** begin Data provided **

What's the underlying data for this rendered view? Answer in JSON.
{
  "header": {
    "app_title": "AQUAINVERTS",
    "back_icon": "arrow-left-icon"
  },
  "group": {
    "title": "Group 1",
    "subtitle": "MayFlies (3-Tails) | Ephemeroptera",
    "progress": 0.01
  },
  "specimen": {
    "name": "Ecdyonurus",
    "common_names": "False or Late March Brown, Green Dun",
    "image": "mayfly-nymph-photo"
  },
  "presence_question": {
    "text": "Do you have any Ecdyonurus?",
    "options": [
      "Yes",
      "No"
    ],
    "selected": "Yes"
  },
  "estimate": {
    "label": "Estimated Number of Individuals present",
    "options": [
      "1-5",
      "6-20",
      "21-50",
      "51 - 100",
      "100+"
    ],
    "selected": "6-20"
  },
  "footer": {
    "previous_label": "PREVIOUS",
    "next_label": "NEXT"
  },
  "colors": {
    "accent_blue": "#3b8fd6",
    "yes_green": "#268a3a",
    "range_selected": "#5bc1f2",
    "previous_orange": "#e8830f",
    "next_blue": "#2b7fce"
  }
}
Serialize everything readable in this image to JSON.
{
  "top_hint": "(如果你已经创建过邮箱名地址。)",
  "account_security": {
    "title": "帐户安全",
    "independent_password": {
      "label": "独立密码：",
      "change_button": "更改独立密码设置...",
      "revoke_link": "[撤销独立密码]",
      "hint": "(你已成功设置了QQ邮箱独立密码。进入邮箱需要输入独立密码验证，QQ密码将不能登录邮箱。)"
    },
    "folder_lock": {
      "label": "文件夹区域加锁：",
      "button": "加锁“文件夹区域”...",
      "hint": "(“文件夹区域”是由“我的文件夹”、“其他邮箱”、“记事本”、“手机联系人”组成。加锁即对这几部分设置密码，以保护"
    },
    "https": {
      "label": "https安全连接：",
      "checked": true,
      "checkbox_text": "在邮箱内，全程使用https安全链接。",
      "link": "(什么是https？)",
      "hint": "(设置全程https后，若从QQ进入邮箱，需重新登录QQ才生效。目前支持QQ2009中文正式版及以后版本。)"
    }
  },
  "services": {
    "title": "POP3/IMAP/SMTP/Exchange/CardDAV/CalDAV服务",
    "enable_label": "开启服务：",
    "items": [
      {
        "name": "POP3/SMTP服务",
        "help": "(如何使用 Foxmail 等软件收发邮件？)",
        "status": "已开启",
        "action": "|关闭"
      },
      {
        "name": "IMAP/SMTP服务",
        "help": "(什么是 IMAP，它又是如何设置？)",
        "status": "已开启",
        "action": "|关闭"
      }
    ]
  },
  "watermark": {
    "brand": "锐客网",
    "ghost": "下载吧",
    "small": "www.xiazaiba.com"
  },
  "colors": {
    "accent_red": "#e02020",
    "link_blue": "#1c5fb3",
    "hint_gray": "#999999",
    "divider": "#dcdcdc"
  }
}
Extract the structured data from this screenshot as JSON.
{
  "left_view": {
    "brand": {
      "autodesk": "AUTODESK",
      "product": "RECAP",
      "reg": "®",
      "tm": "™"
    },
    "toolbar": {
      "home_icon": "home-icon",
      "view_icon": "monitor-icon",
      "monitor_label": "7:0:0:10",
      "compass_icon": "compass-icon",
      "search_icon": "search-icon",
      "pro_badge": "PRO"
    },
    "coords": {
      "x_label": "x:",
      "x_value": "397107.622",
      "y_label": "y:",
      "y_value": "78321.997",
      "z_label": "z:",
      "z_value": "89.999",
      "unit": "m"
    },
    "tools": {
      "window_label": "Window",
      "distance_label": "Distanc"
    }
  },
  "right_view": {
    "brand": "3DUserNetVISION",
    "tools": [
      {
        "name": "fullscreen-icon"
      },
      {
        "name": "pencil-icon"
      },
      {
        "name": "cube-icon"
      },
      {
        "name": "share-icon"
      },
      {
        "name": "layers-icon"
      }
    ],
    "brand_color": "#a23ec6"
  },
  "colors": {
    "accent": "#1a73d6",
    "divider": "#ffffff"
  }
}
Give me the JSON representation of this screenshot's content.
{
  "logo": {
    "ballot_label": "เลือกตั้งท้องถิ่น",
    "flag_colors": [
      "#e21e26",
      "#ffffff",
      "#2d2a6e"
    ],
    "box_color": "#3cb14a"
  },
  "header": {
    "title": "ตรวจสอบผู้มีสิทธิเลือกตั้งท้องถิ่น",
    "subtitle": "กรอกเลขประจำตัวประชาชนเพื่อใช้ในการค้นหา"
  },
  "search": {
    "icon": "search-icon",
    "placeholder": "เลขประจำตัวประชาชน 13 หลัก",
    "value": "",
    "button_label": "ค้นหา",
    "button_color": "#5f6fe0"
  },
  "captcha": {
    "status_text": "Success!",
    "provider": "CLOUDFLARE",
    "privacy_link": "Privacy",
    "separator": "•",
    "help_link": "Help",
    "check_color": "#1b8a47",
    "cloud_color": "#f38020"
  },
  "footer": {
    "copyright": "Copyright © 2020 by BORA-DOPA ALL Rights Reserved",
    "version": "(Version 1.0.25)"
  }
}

** end Data provided **

*The problem*:
Reproduce the material precisely, including every line.

*Exercise solution*:
What's the underlying data for this rendered view? Answer in JSON.
{
  "header": {
    "app_title": "AQUAINVERTS",
    "back_icon": "arrow-left-icon"
  },
  "group": {
    "title": "Group 1",
    "subtitle": "MayFlies (3-Tails) | Ephemeroptera",
    "progress": 0.01
  },
  "specimen": {
    "name": "Ecdyonurus",
    "common_names": "False or Late March Brown, Green Dun",
    "image": "mayfly-nymph-photo"
  },
  "presence_question": {
    "text": "Do you have any Ecdyonurus?",
    "options": [
      "Yes",
      "No"
    ],
    "selected": "Yes"
  },
  "estimate": {
    "label": "Estimated Number of Individuals present",
    "options": [
      "1-5",
      "6-20",
      "21-50",
      "51 - 100",
      "100+"
    ],
    "selected": "6-20"
  },
  "footer": {
    "previous_label": "PREVIOUS",
    "next_label": "NEXT"
  },
  "colors": {
    "accent_blue": "#3b8fd6",
    "yes_green": "#268a3a",
    "range_selected": "#5bc1f2",
    "previous_orange": "#e8830f",
    "next_blue": "#2b7fce"
  }
}
Serialize everything readable in this image to JSON.
{
  "top_hint": "(如果你已经创建过邮箱名地址。)",
  "account_security": {
    "title": "帐户安全",
    "independent_password": {
      "label": "独立密码：",
      "change_button": "更改独立密码设置...",
      "revoke_link": "[撤销独立密码]",
      "hint": "(你已成功设置了QQ邮箱独立密码。进入邮箱需要输入独立密码验证，QQ密码将不能登录邮箱。)"
    },
    "folder_lock": {
      "label": "文件夹区域加锁：",
      "button": "加锁“文件夹区域”...",
      "hint": "(“文件夹区域”是由“我的文件夹”、“其他邮箱”、“记事本”、“手机联系人”组成。加锁即对这几部分设置密码，以保护"
    },
    "https": {
      "label": "https安全连接：",
      "checked": true,
      "checkbox_text": "在邮箱内，全程使用https安全链接。",
      "link": "(什么是https？)",
      "hint": "(设置全程https后，若从QQ进入邮箱，需重新登录QQ才生效。目前支持QQ2009中文正式版及以后版本。)"
    }
  },
  "services": {
    "title": "POP3/IMAP/SMTP/Exchange/CardDAV/CalDAV服务",
    "enable_label": "开启服务：",
    "items": [
      {
        "name": "POP3/SMTP服务",
        "help": "(如何使用 Foxmail 等软件收发邮件？)",
        "status": "已开启",
        "action": "|关闭"
      },
      {
        "name": "IMAP/SMTP服务",
        "help": "(什么是 IMAP，它又是如何设置？)",
        "status": "已开启",
        "action": "|关闭"
      }
    ]
  },
  "watermark": {
    "brand": "锐客网",
    "ghost": "下载吧",
    "small": "www.xiazaiba.com"
  },
  "colors": {
    "accent_red": "#e02020",
    "link_blue": "#1c5fb3",
    "hint_gray": "#999999",
    "divider": "#dcdcdc"
  }
}
Extract the structured data from this screenshot as JSON.
{
  "left_view": {
    "brand": {
      "autodesk": "AUTODESK",
      "product": "RECAP",
      "reg": "®",
      "tm": "™"
    },
    "toolbar": {
      "home_icon": "home-icon",
      "view_icon": "monitor-icon",
      "monitor_label": "7:0:0:10",
      "compass_icon": "compass-icon",
      "search_icon": "search-icon",
      "pro_badge": "PRO"
    },
    "coords": {
      "x_label": "x:",
      "x_value": "397107.622",
      "y_label": "y:",
      "y_value": "78321.997",
      "z_label": "z:",
      "z_value": "89.999",
      "unit": "m"
    },
    "tools": {
      "window_label": "Window",
      "distance_label": "Distanc"
    }
  },
  "right_view": {
    "brand": "3DUserNetVISION",
    "tools": [
      {
        "name": "fullscreen-icon"
      },
      {
        "name": "pencil-icon"
      },
      {
        "name": "cube-icon"
      },
      {
        "name": "share-icon"
      },
      {
        "name": "layers-icon"
      }
    ],
    "brand_color": "#a23ec6"
  },
  "colors": {
    "accent": "#1a73d6",
    "divider": "#ffffff"
  }
}
Give me the JSON representation of this screenshot's content.
{
  "logo": {
    "ballot_label": "เลือกตั้งท้องถิ่น",
    "flag_colors": [
      "#e21e26",
      "#ffffff",
      "#2d2a6e"
    ],
    "box_color": "#3cb14a"
  },
  "header": {
    "title": "ตรวจสอบผู้มีสิทธิเลือกตั้งท้องถิ่น",
    "subtitle": "กรอกเลขประจำตัวประชาชนเพื่อใช้ในการค้นหา"
  },
  "search": {
    "icon": "search-icon",
    "placeholder": "เลขประจำตัวประชาชน 13 หลัก",
    "value": "",
    "button_label": "ค้นหา",
    "button_color": "#5f6fe0"
  },
  "captcha": {
    "status_text": "Success!",
    "provider": "CLOUDFLARE",
    "privacy_link": "Privacy",
    "separator": "•",
    "help_link": "Help",
    "check_color": "#1b8a47",
    "cloud_color": "#f38020"
  },
  "footer": {
    "copyright": "Copyright © 2020 by BORA-DOPA ALL Rights Reserved",
    "version": "(Version 1.0.25)"
  }
}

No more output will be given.